== The input ==
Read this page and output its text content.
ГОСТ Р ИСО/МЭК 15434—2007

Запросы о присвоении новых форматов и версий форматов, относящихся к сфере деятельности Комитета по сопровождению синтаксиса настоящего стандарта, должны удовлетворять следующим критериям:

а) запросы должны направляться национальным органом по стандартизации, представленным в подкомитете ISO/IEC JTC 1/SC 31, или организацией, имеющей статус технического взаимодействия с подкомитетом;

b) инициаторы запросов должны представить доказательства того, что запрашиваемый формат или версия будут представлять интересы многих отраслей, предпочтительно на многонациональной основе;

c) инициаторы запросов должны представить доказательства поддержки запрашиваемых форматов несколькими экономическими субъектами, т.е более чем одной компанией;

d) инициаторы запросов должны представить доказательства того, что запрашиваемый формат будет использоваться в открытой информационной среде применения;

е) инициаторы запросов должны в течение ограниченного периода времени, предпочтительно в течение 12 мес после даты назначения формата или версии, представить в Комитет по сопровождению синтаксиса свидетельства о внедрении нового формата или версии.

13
===
Gather every line from the entries above where the word "запрашиваемый" appears, and copy them.

• _Solution to the problem_
b) инициаторы запросов должны представить доказательства того, что запрашиваемый формат или версия будут представлять интересы многих отраслей, предпочтительно на многонациональной основе;
d) инициаторы запросов должны представить доказательства того, что запрашиваемый формат будет использоваться в открытой информационной среде применения;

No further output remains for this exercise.